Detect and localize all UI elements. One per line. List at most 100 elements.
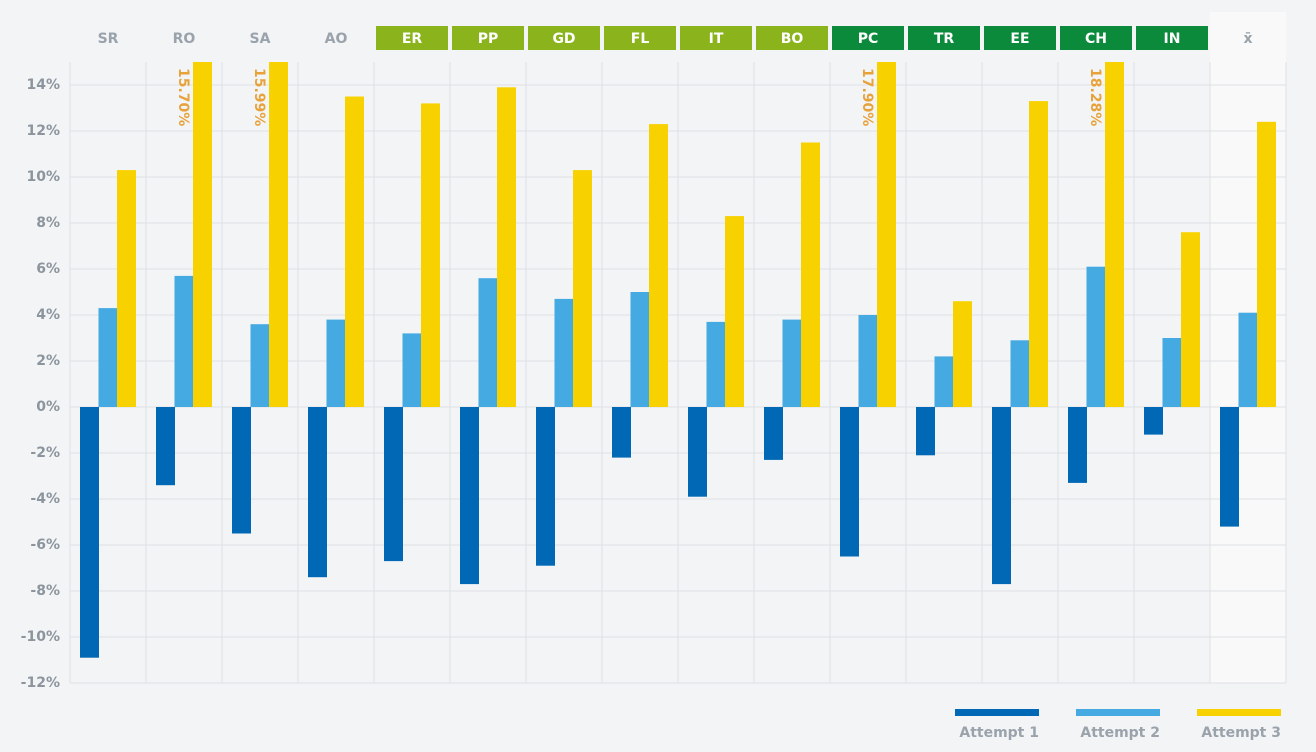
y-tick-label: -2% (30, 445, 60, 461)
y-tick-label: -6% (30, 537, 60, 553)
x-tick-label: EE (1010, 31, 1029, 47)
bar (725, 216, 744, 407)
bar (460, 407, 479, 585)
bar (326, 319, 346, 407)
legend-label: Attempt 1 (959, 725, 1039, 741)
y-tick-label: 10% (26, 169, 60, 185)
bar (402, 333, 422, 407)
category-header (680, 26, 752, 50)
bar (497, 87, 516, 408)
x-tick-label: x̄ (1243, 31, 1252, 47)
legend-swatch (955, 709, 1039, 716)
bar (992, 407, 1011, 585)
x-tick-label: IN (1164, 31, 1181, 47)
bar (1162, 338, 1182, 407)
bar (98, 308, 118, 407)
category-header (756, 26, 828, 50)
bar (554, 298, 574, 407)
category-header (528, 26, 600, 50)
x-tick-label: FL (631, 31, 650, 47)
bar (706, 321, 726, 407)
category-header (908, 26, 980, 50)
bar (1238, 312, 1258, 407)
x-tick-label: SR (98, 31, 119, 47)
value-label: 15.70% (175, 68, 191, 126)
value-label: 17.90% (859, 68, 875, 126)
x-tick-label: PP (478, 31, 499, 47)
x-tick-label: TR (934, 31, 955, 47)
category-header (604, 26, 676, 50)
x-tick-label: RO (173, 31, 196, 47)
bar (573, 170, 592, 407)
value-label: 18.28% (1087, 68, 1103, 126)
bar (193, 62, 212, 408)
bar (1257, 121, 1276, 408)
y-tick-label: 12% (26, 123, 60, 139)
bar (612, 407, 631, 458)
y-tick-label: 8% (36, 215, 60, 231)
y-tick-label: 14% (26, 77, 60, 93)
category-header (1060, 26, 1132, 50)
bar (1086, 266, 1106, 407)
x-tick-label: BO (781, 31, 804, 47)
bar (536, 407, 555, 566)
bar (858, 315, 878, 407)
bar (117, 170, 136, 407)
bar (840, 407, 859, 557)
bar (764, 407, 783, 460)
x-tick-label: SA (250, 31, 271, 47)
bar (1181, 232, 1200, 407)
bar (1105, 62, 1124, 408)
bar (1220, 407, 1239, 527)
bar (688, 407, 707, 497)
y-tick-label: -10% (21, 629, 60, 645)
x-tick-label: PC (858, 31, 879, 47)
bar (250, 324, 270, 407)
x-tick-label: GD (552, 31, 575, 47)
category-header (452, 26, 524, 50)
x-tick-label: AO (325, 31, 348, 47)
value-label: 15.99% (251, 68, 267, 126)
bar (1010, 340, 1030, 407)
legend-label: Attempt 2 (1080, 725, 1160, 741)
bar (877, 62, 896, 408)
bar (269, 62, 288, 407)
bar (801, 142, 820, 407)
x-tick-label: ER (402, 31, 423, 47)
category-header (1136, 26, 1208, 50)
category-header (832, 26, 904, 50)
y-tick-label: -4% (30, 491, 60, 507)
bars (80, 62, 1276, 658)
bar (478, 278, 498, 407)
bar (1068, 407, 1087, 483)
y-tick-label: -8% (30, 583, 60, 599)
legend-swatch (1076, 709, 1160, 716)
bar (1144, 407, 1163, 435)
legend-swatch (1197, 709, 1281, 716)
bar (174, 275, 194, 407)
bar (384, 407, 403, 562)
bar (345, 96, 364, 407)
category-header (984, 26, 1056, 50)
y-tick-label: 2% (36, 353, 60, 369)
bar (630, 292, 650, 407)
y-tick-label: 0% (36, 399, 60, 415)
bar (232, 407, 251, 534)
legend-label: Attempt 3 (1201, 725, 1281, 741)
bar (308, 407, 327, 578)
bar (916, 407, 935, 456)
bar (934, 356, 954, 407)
----------------
What to do: Turn the lines of the records starting at "y-tick-label: -2% (30, 445, 60, 461)" and ending at "x-tick-label: FL (631, 31, 650, 47)" into a JSON list of strings, one string per line, with blank lines omitted.

Task answer:
[
  "y-tick-label: -2% (30, 445, 60, 461)",
  "y-tick-label: -6% (30, 537, 60, 553)",
  "x-tick-label: EE (1010, 31, 1029, 47)",
  "bar (725, 216, 744, 407)",
  "bar (460, 407, 479, 585)",
  "bar (326, 319, 346, 407)",
  "legend-label: Attempt 1 (959, 725, 1039, 741)",
  "y-tick-label: 10% (26, 169, 60, 185)",
  "bar (402, 333, 422, 407)",
  "category-header (680, 26, 752, 50)",
  "bar (497, 87, 516, 408)",
  "x-tick-label: x̄ (1243, 31, 1252, 47)",
  "legend-swatch (955, 709, 1039, 716)",
  "bar (992, 407, 1011, 585)",
  "x-tick-label: IN (1164, 31, 1181, 47)",
  "bar (1162, 338, 1182, 407)",
  "bar (98, 308, 118, 407)",
  "category-header (756, 26, 828, 50)",
  "bar (554, 298, 574, 407)",
  "category-header (528, 26, 600, 50)",
  "x-tick-label: FL (631, 31, 650, 47)"
]